====== 本文 ======

慢性心不全看護認定看護師について
慢性心不全看護認定看護師は、まだあまりなじみのない資格です。ここでは、取得前に確認しておきたい大切なポイントをまとめました。
1.まだ新しい認定看護師
認定看護師の制度は1997年に始まり、今は21あります。今のところ、最後に加わったのが2012年からの「慢性心不全看護認定看護師」です。
なので、まだ人数は多くありません。2015年1月現在、全国に184人です。最も多いのは「感染管理認定看護師」の2,053人ですから、かなり少ないですね。
でも、養成する体制が整うのもこれからです。今後次第に増えていくでしょう。
2.慢性心不全看護認定看護師の内容
この「慢性心不全看護認定看護師」がどんなスペシャリストかといえば、この制度を主催している日本看護協会では「知識と技術」として、
①安定期、増悪期、終末期の各病期に応じた生活調整及びセルフケア支援
②心不全増悪因子の評価およびモニタリング
を挙げています。
3.認定のためのテストを受ける条件
3-1.授業
この授業コースの科目を修めて、初めて受験に臨むことができます。
例は北里大学の場合です。科目の名前が多少違っていても、よそでも内容は同じと考えていいでしょう。「何を学ばなければならないか」は日本看護協会でちゃんと決まりを作っていますから。
共通科目
1.看護管理Ⅰ
2.リーダーシップ
3.文献検索・文書講読
4.情報管理
5.看護倫理
6.指導
7.相談
8.臨床薬理学
9.対人関係
10.看護管理Ⅱ(自由科目)
11.コンサルテーション(自由科目)
専門基礎科目
12.心不全看護概論
13.心不全の病態生理と診断及び治療
14.心不全患者の身体機能、認知・精神機能評価
15.患者・家族、重要他者への理解と支援
「専門科目」 16.慢性心不全患者の症状マネジメント
17.慢性心不全の療養生活の支援技術
18.慢性心不全患者の急性憎悪に対する看護支援技術
演習・実習
19.演習
20.臨地実習
「共通科目」の「共通」とは、「21分野ある認定看護師のどれであろうと、修めなければならない科目」という意味です。

====== データ抜粋 ======

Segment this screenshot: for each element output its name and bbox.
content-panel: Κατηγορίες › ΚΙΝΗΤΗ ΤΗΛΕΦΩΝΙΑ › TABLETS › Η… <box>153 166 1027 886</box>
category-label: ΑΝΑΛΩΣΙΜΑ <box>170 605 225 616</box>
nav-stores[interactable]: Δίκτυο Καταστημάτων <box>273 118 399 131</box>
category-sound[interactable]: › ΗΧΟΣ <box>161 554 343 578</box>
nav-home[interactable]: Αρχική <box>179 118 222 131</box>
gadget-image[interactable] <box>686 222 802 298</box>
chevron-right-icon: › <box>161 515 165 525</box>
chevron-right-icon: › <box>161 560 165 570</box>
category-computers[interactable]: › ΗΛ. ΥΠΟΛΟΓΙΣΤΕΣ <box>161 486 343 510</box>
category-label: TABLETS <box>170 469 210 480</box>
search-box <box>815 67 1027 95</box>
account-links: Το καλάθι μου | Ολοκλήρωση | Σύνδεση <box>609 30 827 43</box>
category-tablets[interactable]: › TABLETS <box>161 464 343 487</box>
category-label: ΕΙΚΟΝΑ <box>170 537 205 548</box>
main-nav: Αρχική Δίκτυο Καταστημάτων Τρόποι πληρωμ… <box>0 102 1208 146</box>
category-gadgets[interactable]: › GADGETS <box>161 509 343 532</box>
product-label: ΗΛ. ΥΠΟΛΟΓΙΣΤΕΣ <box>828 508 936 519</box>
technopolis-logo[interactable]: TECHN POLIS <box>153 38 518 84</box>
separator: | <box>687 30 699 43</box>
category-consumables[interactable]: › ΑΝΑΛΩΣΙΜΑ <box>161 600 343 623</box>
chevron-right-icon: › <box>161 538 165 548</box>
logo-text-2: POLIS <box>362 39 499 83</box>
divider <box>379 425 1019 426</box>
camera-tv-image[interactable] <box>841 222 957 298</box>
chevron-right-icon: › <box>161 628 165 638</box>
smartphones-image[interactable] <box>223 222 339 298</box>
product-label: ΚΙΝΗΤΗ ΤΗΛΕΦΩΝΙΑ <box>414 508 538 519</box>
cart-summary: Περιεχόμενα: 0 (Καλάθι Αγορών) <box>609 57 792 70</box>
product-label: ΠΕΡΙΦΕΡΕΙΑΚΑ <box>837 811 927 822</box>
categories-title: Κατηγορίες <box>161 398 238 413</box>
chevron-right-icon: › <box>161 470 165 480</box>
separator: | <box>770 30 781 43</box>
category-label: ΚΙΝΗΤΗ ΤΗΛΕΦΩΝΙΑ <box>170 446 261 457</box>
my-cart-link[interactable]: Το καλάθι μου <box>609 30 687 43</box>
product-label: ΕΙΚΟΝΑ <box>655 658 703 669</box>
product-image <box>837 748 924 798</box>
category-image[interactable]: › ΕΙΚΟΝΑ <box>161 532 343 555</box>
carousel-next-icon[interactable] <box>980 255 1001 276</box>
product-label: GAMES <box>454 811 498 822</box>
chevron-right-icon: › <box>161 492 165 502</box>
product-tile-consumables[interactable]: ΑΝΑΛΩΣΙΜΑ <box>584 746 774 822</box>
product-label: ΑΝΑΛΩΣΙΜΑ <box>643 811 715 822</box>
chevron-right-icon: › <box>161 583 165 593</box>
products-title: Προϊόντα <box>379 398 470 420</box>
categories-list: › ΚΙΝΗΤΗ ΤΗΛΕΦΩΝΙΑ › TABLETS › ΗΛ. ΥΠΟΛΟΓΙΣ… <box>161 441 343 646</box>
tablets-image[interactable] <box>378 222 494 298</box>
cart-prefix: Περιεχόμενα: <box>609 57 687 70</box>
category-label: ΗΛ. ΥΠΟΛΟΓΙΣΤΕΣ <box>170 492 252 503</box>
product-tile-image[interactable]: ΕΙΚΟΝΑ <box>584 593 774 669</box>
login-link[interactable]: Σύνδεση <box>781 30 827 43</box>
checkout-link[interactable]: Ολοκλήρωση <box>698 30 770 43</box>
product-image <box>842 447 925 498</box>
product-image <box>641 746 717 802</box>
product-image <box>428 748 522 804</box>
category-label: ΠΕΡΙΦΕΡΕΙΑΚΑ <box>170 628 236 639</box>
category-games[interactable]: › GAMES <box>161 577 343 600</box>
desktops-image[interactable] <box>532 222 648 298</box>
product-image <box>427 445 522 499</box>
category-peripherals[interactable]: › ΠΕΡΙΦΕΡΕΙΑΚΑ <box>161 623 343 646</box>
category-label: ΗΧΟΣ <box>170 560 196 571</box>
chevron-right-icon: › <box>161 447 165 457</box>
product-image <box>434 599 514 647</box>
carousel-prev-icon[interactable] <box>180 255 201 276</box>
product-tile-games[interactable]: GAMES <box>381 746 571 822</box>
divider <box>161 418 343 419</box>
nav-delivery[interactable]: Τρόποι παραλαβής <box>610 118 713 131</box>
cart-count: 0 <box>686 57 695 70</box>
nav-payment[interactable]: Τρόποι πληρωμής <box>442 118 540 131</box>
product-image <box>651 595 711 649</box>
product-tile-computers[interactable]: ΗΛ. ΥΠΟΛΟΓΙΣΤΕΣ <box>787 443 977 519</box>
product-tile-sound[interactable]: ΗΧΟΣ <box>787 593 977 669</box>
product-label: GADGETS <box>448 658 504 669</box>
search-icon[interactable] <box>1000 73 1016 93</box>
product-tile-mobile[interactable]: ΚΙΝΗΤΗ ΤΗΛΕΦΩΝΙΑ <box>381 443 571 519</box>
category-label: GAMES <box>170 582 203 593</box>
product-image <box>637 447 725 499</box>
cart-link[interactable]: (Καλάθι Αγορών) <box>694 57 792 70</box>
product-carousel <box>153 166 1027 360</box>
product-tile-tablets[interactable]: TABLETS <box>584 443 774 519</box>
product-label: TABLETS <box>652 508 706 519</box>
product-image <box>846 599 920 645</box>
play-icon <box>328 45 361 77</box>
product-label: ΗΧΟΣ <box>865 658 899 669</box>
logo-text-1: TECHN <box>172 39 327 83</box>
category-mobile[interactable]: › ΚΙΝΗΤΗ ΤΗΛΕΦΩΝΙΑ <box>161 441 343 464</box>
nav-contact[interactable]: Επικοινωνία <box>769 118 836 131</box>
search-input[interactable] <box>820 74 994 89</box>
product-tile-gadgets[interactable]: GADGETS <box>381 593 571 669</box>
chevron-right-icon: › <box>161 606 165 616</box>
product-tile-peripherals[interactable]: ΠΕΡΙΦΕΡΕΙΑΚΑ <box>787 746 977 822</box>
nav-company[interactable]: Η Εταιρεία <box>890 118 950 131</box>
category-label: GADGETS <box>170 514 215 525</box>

======

*作業内容:*
本文を「例は北里大学の場合です。科目」を含むところから書き写し、「10.看護管理Ⅱ(自由科目)」のあとで止めてください。そのとき「リーダーシップ」は「チームづくり」に差し替えてください。

*結果:*
例は北里大学の場合です。科目の名前が多少違っていても、よそでも内容は同じと考えていいでしょう。「何を学ばなければならないか」は日本看護協会でちゃんと決まりを作っていますから。
共通科目
1.看護管理Ⅰ
2.チームづくり
3.文献検索・文書講読
4.情報管理
5.看護倫理
6.指導
7.相談
8.臨床薬理学
9.対人関係
10.看護管理Ⅱ(自由科目)